__SOURCE RECORDS__.
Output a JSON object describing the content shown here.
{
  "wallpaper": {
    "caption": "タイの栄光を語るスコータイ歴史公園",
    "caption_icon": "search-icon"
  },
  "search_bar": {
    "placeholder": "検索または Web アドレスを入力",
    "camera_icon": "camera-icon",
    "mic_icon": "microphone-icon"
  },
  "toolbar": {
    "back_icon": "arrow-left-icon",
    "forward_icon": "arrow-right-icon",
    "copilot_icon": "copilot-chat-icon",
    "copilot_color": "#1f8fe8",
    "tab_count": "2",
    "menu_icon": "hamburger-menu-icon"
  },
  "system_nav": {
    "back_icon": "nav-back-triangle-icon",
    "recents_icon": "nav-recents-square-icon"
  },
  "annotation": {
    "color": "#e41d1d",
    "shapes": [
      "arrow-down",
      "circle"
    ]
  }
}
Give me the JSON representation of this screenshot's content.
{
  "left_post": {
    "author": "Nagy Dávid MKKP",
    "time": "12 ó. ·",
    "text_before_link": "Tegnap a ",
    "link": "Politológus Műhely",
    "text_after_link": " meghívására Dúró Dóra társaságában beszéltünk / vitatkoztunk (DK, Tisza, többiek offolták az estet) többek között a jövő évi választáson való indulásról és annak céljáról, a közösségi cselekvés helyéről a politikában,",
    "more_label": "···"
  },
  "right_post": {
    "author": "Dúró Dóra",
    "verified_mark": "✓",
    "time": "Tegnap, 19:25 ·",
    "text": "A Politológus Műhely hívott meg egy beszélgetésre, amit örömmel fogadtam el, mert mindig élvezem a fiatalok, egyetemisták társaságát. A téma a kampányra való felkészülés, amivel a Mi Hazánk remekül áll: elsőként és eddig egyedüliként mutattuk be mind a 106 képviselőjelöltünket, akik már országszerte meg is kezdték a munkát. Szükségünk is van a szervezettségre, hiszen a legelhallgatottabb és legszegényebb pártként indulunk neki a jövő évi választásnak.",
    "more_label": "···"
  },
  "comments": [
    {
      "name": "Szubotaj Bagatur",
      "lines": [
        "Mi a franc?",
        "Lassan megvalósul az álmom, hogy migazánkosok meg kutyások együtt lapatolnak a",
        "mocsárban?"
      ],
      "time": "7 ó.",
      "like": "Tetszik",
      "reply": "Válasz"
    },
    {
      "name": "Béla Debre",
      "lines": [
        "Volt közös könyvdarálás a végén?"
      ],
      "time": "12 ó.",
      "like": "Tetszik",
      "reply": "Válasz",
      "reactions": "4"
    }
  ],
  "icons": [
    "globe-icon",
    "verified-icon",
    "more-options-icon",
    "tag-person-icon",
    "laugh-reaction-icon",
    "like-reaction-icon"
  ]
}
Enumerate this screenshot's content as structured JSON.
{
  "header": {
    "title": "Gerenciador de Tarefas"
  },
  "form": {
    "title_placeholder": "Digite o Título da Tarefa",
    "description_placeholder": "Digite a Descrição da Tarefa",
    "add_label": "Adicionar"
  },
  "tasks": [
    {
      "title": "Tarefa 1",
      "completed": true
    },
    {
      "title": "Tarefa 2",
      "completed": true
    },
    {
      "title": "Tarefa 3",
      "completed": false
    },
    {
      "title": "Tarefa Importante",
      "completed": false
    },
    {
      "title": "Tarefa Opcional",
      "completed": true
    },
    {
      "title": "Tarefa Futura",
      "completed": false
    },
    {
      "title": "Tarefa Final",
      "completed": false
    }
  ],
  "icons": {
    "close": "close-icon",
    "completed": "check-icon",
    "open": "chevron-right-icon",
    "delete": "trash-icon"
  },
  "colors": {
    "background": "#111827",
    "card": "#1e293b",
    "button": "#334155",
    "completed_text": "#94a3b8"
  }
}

__PROBLEM STATEMENT__. Note how many lines in the material hold the word "time", and give that number with nothing added.

__TASK RESPONSE__. 4